**Given request:** Without including any pictures, copy each entry below exactly.

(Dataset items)
----------------------------------------

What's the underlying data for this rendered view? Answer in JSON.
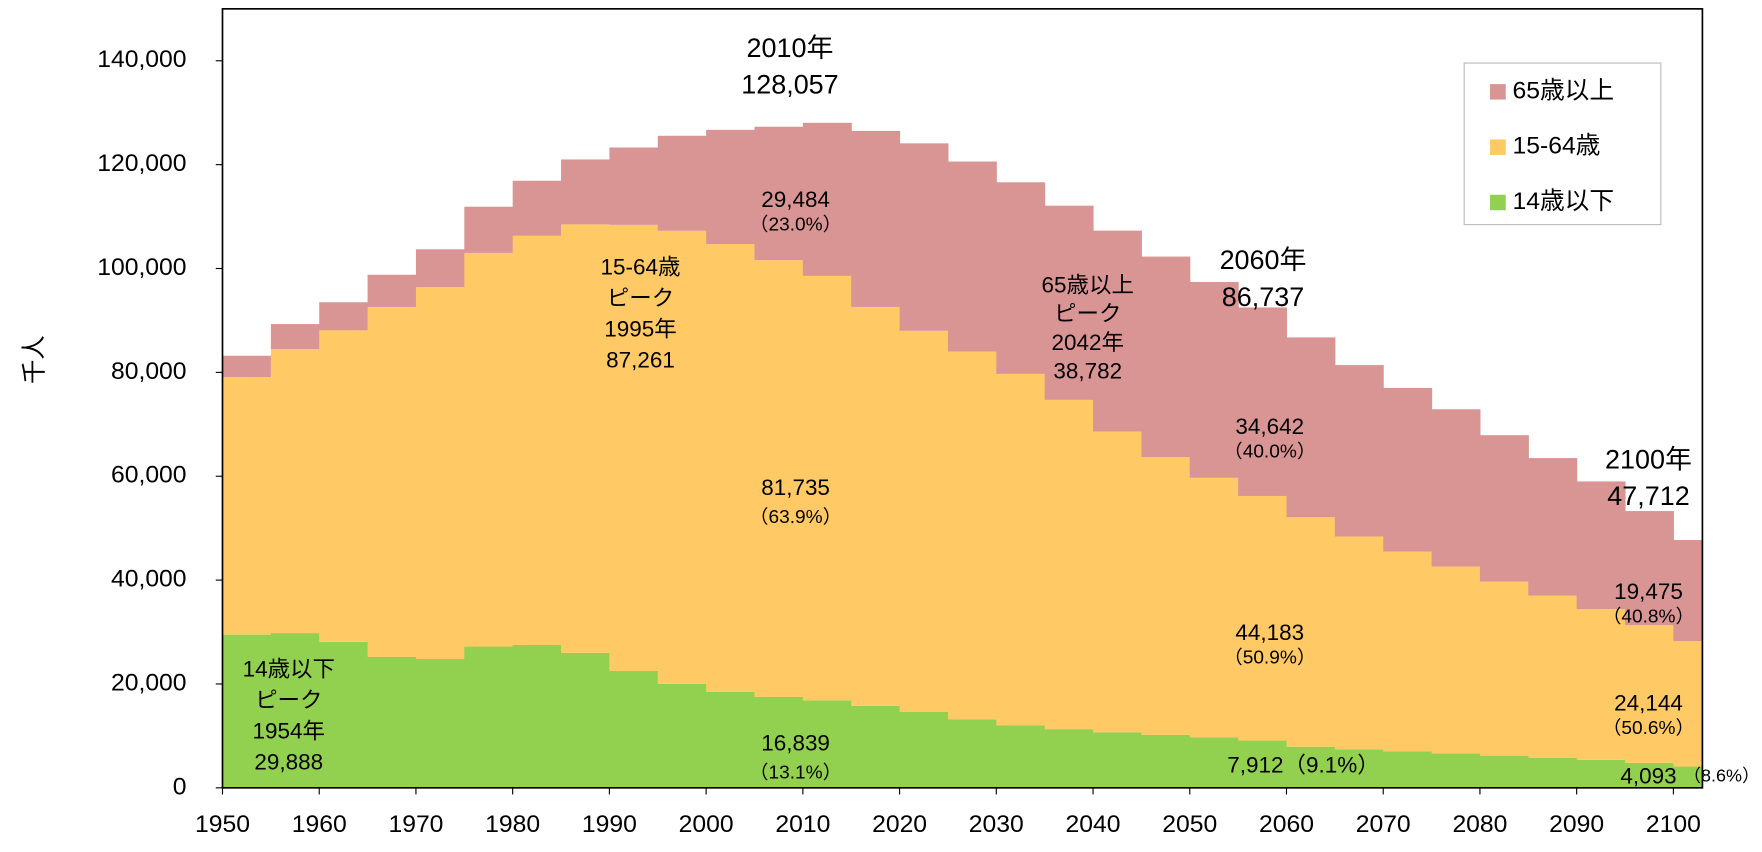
{
  "chart_data": {
    "type": "stacked_bar",
    "y_label": "千人",
    "x": [
      1950,
      1955,
      1960,
      1965,
      1970,
      1975,
      1980,
      1985,
      1990,
      1995,
      2000,
      2005,
      2010,
      2015,
      2020,
      2025,
      2030,
      2035,
      2040,
      2045,
      2050,
      2055,
      2060,
      2065,
      2070,
      2075,
      2080,
      2085,
      2090,
      2095,
      2100
    ],
    "series": [
      {
        "name": "14歳以下",
        "color": "#92d050",
        "values": [
          29500,
          29800,
          28100,
          25200,
          24800,
          27200,
          27500,
          26000,
          22500,
          20000,
          18500,
          17500,
          16839,
          15800,
          14600,
          13200,
          12000,
          11300,
          10700,
          10200,
          9700,
          9100,
          7912,
          7400,
          7000,
          6600,
          6200,
          5800,
          5400,
          4800,
          4093
        ]
      },
      {
        "name": "15-64歳",
        "color": "#ffc966",
        "values": [
          49600,
          54700,
          60000,
          67400,
          71600,
          75800,
          78800,
          82500,
          85900,
          87261,
          86200,
          84100,
          81735,
          76800,
          73400,
          70800,
          67700,
          63400,
          57900,
          53500,
          50000,
          47100,
          44183,
          41000,
          38500,
          36000,
          33500,
          31200,
          29000,
          26500,
          24144
        ]
      },
      {
        "name": "65歳以上",
        "color": "#d99594",
        "values": [
          4100,
          4800,
          5400,
          6200,
          7300,
          8900,
          10600,
          12500,
          14900,
          18300,
          22000,
          25700,
          29484,
          33900,
          36100,
          36600,
          36900,
          37400,
          38700,
          38600,
          37700,
          36300,
          34642,
          33000,
          31500,
          30300,
          28200,
          26500,
          24600,
          22000,
          19475
        ]
      }
    ],
    "xlim": [
      1950,
      2103
    ],
    "xticks": [
      1950,
      1960,
      1970,
      1980,
      1990,
      2000,
      2010,
      2020,
      2030,
      2040,
      2050,
      2060,
      2070,
      2080,
      2090,
      2100
    ],
    "ylim": [
      0,
      150000
    ],
    "yticks": [
      0,
      {
        "value": 20000,
        "label": "20,000"
      },
      {
        "value": 40000,
        "label": "40,000"
      },
      {
        "value": 60000,
        "label": "60,000"
      },
      {
        "value": 80000,
        "label": "80,000"
      },
      {
        "value": 100000,
        "label": "100,000"
      },
      {
        "value": 120000,
        "label": "120,000"
      },
      {
        "value": 140000,
        "label": "140,000"
      }
    ],
    "legend": "top-right",
    "annotations": [
      {
        "lines": [
          "2010年",
          "128,057"
        ]
      },
      {
        "lines": [
          "29,484",
          "（23.0%）"
        ]
      },
      {
        "lines": [
          "15-64歳",
          "ピーク",
          "1995年",
          "87,261"
        ]
      },
      {
        "lines": [
          "81,735",
          "（63.9%）"
        ]
      },
      {
        "lines": [
          "65歳以上",
          "ピーク",
          "2042年",
          "38,782"
        ]
      },
      {
        "lines": [
          "2060年",
          "86,737"
        ]
      },
      {
        "lines": [
          "34,642",
          "（40.0%）"
        ]
      },
      {
        "lines": [
          "2100年",
          "47,712"
        ]
      },
      {
        "lines": [
          "19,475",
          "（40.8%）"
        ]
      },
      {
        "lines": [
          "44,183",
          "（50.9%）"
        ]
      },
      {
        "lines": [
          "24,144",
          "（50.6%）"
        ]
      },
      {
        "lines": [
          "14歳以下",
          "ピーク",
          "1954年",
          "29,888"
        ]
      },
      {
        "lines": [
          "16,839",
          "（13.1%）"
        ]
      },
      {
        "lines": [
          "7,912（9.1%）"
        ]
      },
      {
        "lines": [
          "4,093"
        ]
      },
      {
        "lines": [
          "（8.6%）"
        ]
      }
    ]
  }
}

----------------------------------------

**Written answer:**
What's the underlying data for this rendered view? Answer in JSON.
{
  "chart_data": {
    "type": "stacked_bar",
    "y_label": "千人",
    "x": [
      1950,
      1955,
      1960,
      1965,
      1970,
      1975,
      1980,
      1985,
      1990,
      1995,
      2000,
      2005,
      2010,
      2015,
      2020,
      2025,
      2030,
      2035,
      2040,
      2045,
      2050,
      2055,
      2060,
      2065,
      2070,
      2075,
      2080,
      2085,
      2090,
      2095,
      2100
    ],
    "series": [
      {
        "name": "14歳以下",
        "color": "#92d050",
        "values": [
          29500,
          29800,
          28100,
          25200,
          24800,
          27200,
          27500,
          26000,
          22500,
          20000,
          18500,
          17500,
          16839,
          15800,
          14600,
          13200,
          12000,
          11300,
          10700,
          10200,
          9700,
          9100,
          7912,
          7400,
          7000,
          6600,
          6200,
          5800,
          5400,
          4800,
          4093
        ]
      },
      {
        "name": "15-64歳",
        "color": "#ffc966",
        "values": [
          49600,
          54700,
          60000,
          67400,
          71600,
          75800,
          78800,
          82500,
          85900,
          87261,
          86200,
          84100,
          81735,
          76800,
          73400,
          70800,
          67700,
          63400,
          57900,
          53500,
          50000,
          47100,
          44183,
          41000,
          38500,
          36000,
          33500,
          31200,
          29000,
          26500,
          24144
        ]
      },
      {
        "name": "65歳以上",
        "color": "#d99594",
        "values": [
          4100,
          4800,
          5400,
          6200,
          7300,
          8900,
          10600,
          12500,
          14900,
          18300,
          22000,
          25700,
          29484,
          33900,
          36100,
          36600,
          36900,
          37400,
          38700,
          38600,
          37700,
          36300,
          34642,
          33000,
          31500,
          30300,
          28200,
          26500,
          24600,
          22000,
          19475
        ]
      }
    ],
    "xlim": [
      1950,
      2103
    ],
    "xticks": [
      1950,
      1960,
      1970,
      1980,
      1990,
      2000,
      2010,
      2020,
      2030,
      2040,
      2050,
      2060,
      2070,
      2080,
      2090,
      2100
    ],
    "ylim": [
      0,
      150000
    ],
    "yticks": [
      0,
      {
        "value": 20000,
        "label": "20,000"
      },
      {
        "value": 40000,
        "label": "40,000"
      },
      {
        "value": 60000,
        "label": "60,000"
      },
      {
        "value": 80000,
        "label": "80,000"
      },
      {
        "value": 100000,
        "label": "100,000"
      },
      {
        "value": 120000,
        "label": "120,000"
      },
      {
        "value": 140000,
        "label": "140,000"
      }
    ],
    "legend": "top-right",
    "annotations": [
      {
        "lines": [
          "2010年",
          "128,057"
        ]
      },
      {
        "lines": [
          "29,484",
          "（23.0%）"
        ]
      },
      {
        "lines": [
          "15-64歳",
          "ピーク",
          "1995年",
          "87,261"
        ]
      },
      {
        "lines": [
          "81,735",
          "（63.9%）"
        ]
      },
      {
        "lines": [
          "65歳以上",
          "ピーク",
          "2042年",
          "38,782"
        ]
      },
      {
        "lines": [
          "2060年",
          "86,737"
        ]
      },
      {
        "lines": [
          "34,642",
          "（40.0%）"
        ]
      },
      {
        "lines": [
          "2100年",
          "47,712"
        ]
      },
      {
        "lines": [
          "19,475",
          "（40.8%）"
        ]
      },
      {
        "lines": [
          "44,183",
          "（50.9%）"
        ]
      },
      {
        "lines": [
          "24,144",
          "（50.6%）"
        ]
      },
      {
        "lines": [
          "14歳以下",
          "ピーク",
          "1954年",
          "29,888"
        ]
      },
      {
        "lines": [
          "16,839",
          "（13.1%）"
        ]
      },
      {
        "lines": [
          "7,912（9.1%）"
        ]
      },
      {
        "lines": [
          "4,093"
        ]
      },
      {
        "lines": [
          "（8.6%）"
        ]
      }
    ]
  }
}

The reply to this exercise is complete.